## Work to be completed:
Leave the pictures out and transcribe every record exactly.

## Given information:
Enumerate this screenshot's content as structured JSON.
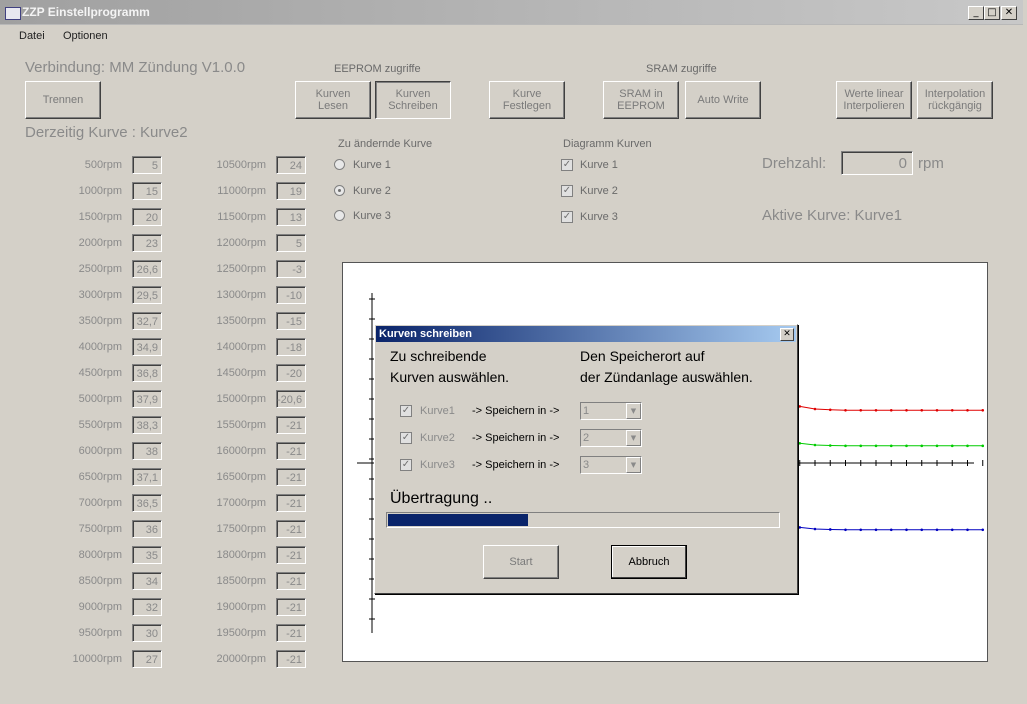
{
  "window": {
    "title": "ZZP Einstellprogramm",
    "min": "_",
    "max": "□",
    "close": "✕"
  },
  "menu": [
    "Datei",
    "Optionen"
  ],
  "status": {
    "connection": "Verbindung: MM Zündung V1.0.0",
    "current_curve": "Derzeitig Kurve : Kurve2",
    "speed_label": "Drehzahl:",
    "speed_value": "0",
    "speed_unit": "rpm",
    "active_curve": "Aktive Kurve: Kurve1"
  },
  "buttons": {
    "disconnect": "Trennen",
    "eeprom_group": "EEPROM zugriffe",
    "read": "Kurven\nLesen",
    "write": "Kurven\nSchreiben",
    "set_curve": "Kurve\nFestlegen",
    "sram_group": "SRAM zugriffe",
    "sram_to_eeprom": "SRAM  in\nEEPROM",
    "auto_write": "Auto Write",
    "interp_linear": "Werte linear\nInterpolieren",
    "interp_undo": "Interpolation\nrückgängig"
  },
  "curve_edit": {
    "title": "Zu ändernde Kurve",
    "options": [
      "Kurve 1",
      "Kurve 2",
      "Kurve 3"
    ],
    "selected": 1
  },
  "diagram": {
    "title": "Diagramm Kurven",
    "options": [
      "Kurve 1",
      "Kurve 2",
      "Kurve 3"
    ],
    "checked": [
      true,
      true,
      true
    ],
    "colors": {
      "kurve1": "#e00000",
      "kurve2": "#00cc00",
      "kurve3": "#0000c0"
    }
  },
  "table_left": [
    {
      "rpm": "500rpm",
      "val": "5"
    },
    {
      "rpm": "1000rpm",
      "val": "15"
    },
    {
      "rpm": "1500rpm",
      "val": "20"
    },
    {
      "rpm": "2000rpm",
      "val": "23"
    },
    {
      "rpm": "2500rpm",
      "val": "26,6"
    },
    {
      "rpm": "3000rpm",
      "val": "29,5"
    },
    {
      "rpm": "3500rpm",
      "val": "32,7"
    },
    {
      "rpm": "4000rpm",
      "val": "34,9"
    },
    {
      "rpm": "4500rpm",
      "val": "36,8"
    },
    {
      "rpm": "5000rpm",
      "val": "37,9"
    },
    {
      "rpm": "5500rpm",
      "val": "38,3"
    },
    {
      "rpm": "6000rpm",
      "val": "38"
    },
    {
      "rpm": "6500rpm",
      "val": "37,1"
    },
    {
      "rpm": "7000rpm",
      "val": "36,5"
    },
    {
      "rpm": "7500rpm",
      "val": "36"
    },
    {
      "rpm": "8000rpm",
      "val": "35"
    },
    {
      "rpm": "8500rpm",
      "val": "34"
    },
    {
      "rpm": "9000rpm",
      "val": "32"
    },
    {
      "rpm": "9500rpm",
      "val": "30"
    },
    {
      "rpm": "10000rpm",
      "val": "27"
    }
  ],
  "table_right": [
    {
      "rpm": "10500rpm",
      "val": "24"
    },
    {
      "rpm": "11000rpm",
      "val": "19"
    },
    {
      "rpm": "11500rpm",
      "val": "13"
    },
    {
      "rpm": "12000rpm",
      "val": "5"
    },
    {
      "rpm": "12500rpm",
      "val": "-3"
    },
    {
      "rpm": "13000rpm",
      "val": "-10"
    },
    {
      "rpm": "13500rpm",
      "val": "-15"
    },
    {
      "rpm": "14000rpm",
      "val": "-18"
    },
    {
      "rpm": "14500rpm",
      "val": "-20"
    },
    {
      "rpm": "15000rpm",
      "val": "-20,6"
    },
    {
      "rpm": "15500rpm",
      "val": "-21"
    },
    {
      "rpm": "16000rpm",
      "val": "-21"
    },
    {
      "rpm": "16500rpm",
      "val": "-21"
    },
    {
      "rpm": "17000rpm",
      "val": "-21"
    },
    {
      "rpm": "17500rpm",
      "val": "-21"
    },
    {
      "rpm": "18000rpm",
      "val": "-21"
    },
    {
      "rpm": "18500rpm",
      "val": "-21"
    },
    {
      "rpm": "19000rpm",
      "val": "-21"
    },
    {
      "rpm": "19500rpm",
      "val": "-21"
    },
    {
      "rpm": "20000rpm",
      "val": "-21"
    }
  ],
  "dialog": {
    "title": "Kurven schreiben",
    "left_text": "Zu schreibende\nKurven auswählen.",
    "right_text": "Den Speicherort auf\nder Zündanlage auswählen.",
    "rows": [
      {
        "label": "Kurve1",
        "arrow": "-> Speichern in ->",
        "slot": "1",
        "checked": true
      },
      {
        "label": "Kurve2",
        "arrow": "-> Speichern in ->",
        "slot": "2",
        "checked": true
      },
      {
        "label": "Kurve3",
        "arrow": "-> Speichern in ->",
        "slot": "3",
        "checked": true
      }
    ],
    "transfer_label": "Übertragung ..",
    "progress_fraction": 0.36,
    "start": "Start",
    "abort": "Abbruch"
  }
}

## Task response:
Enumerate this screenshot's content as structured JSON.
{
  "window": {
    "title": "ZZP Einstellprogramm",
    "min": "_",
    "max": "□",
    "close": "✕"
  },
  "menu": [
    "Datei",
    "Optionen"
  ],
  "status": {
    "connection": "Verbindung: MM Zündung V1.0.0",
    "current_curve": "Derzeitig Kurve : Kurve2",
    "speed_label": "Drehzahl:",
    "speed_value": "0",
    "speed_unit": "rpm",
    "active_curve": "Aktive Kurve: Kurve1"
  },
  "buttons": {
    "disconnect": "Trennen",
    "eeprom_group": "EEPROM zugriffe",
    "read": "Kurven\nLesen",
    "write": "Kurven\nSchreiben",
    "set_curve": "Kurve\nFestlegen",
    "sram_group": "SRAM zugriffe",
    "sram_to_eeprom": "SRAM  in\nEEPROM",
    "auto_write": "Auto Write",
    "interp_linear": "Werte linear\nInterpolieren",
    "interp_undo": "Interpolation\nrückgängig"
  },
  "curve_edit": {
    "title": "Zu ändernde Kurve",
    "options": [
      "Kurve 1",
      "Kurve 2",
      "Kurve 3"
    ],
    "selected": 1
  },
  "diagram": {
    "title": "Diagramm Kurven",
    "options": [
      "Kurve 1",
      "Kurve 2",
      "Kurve 3"
    ],
    "checked": [
      true,
      true,
      true
    ],
    "colors": {
      "kurve1": "#e00000",
      "kurve2": "#00cc00",
      "kurve3": "#0000c0"
    }
  },
  "table_left": [
    {
      "rpm": "500rpm",
      "val": "5"
    },
    {
      "rpm": "1000rpm",
      "val": "15"
    },
    {
      "rpm": "1500rpm",
      "val": "20"
    },
    {
      "rpm": "2000rpm",
      "val": "23"
    },
    {
      "rpm": "2500rpm",
      "val": "26,6"
    },
    {
      "rpm": "3000rpm",
      "val": "29,5"
    },
    {
      "rpm": "3500rpm",
      "val": "32,7"
    },
    {
      "rpm": "4000rpm",
      "val": "34,9"
    },
    {
      "rpm": "4500rpm",
      "val": "36,8"
    },
    {
      "rpm": "5000rpm",
      "val": "37,9"
    },
    {
      "rpm": "5500rpm",
      "val": "38,3"
    },
    {
      "rpm": "6000rpm",
      "val": "38"
    },
    {
      "rpm": "6500rpm",
      "val": "37,1"
    },
    {
      "rpm": "7000rpm",
      "val": "36,5"
    },
    {
      "rpm": "7500rpm",
      "val": "36"
    },
    {
      "rpm": "8000rpm",
      "val": "35"
    },
    {
      "rpm": "8500rpm",
      "val": "34"
    },
    {
      "rpm": "9000rpm",
      "val": "32"
    },
    {
      "rpm": "9500rpm",
      "val": "30"
    },
    {
      "rpm": "10000rpm",
      "val": "27"
    }
  ],
  "table_right": [
    {
      "rpm": "10500rpm",
      "val": "24"
    },
    {
      "rpm": "11000rpm",
      "val": "19"
    },
    {
      "rpm": "11500rpm",
      "val": "13"
    },
    {
      "rpm": "12000rpm",
      "val": "5"
    },
    {
      "rpm": "12500rpm",
      "val": "-3"
    },
    {
      "rpm": "13000rpm",
      "val": "-10"
    },
    {
      "rpm": "13500rpm",
      "val": "-15"
    },
    {
      "rpm": "14000rpm",
      "val": "-18"
    },
    {
      "rpm": "14500rpm",
      "val": "-20"
    },
    {
      "rpm": "15000rpm",
      "val": "-20,6"
    },
    {
      "rpm": "15500rpm",
      "val": "-21"
    },
    {
      "rpm": "16000rpm",
      "val": "-21"
    },
    {
      "rpm": "16500rpm",
      "val": "-21"
    },
    {
      "rpm": "17000rpm",
      "val": "-21"
    },
    {
      "rpm": "17500rpm",
      "val": "-21"
    },
    {
      "rpm": "18000rpm",
      "val": "-21"
    },
    {
      "rpm": "18500rpm",
      "val": "-21"
    },
    {
      "rpm": "19000rpm",
      "val": "-21"
    },
    {
      "rpm": "19500rpm",
      "val": "-21"
    },
    {
      "rpm": "20000rpm",
      "val": "-21"
    }
  ],
  "dialog": {
    "title": "Kurven schreiben",
    "left_text": "Zu schreibende\nKurven auswählen.",
    "right_text": "Den Speicherort auf\nder Zündanlage auswählen.",
    "rows": [
      {
        "label": "Kurve1",
        "arrow": "-> Speichern in ->",
        "slot": "1",
        "checked": true
      },
      {
        "label": "Kurve2",
        "arrow": "-> Speichern in ->",
        "slot": "2",
        "checked": true
      },
      {
        "label": "Kurve3",
        "arrow": "-> Speichern in ->",
        "slot": "3",
        "checked": true
      }
    ],
    "transfer_label": "Übertragung ..",
    "progress_fraction": 0.36,
    "start": "Start",
    "abort": "Abbruch"
  }
}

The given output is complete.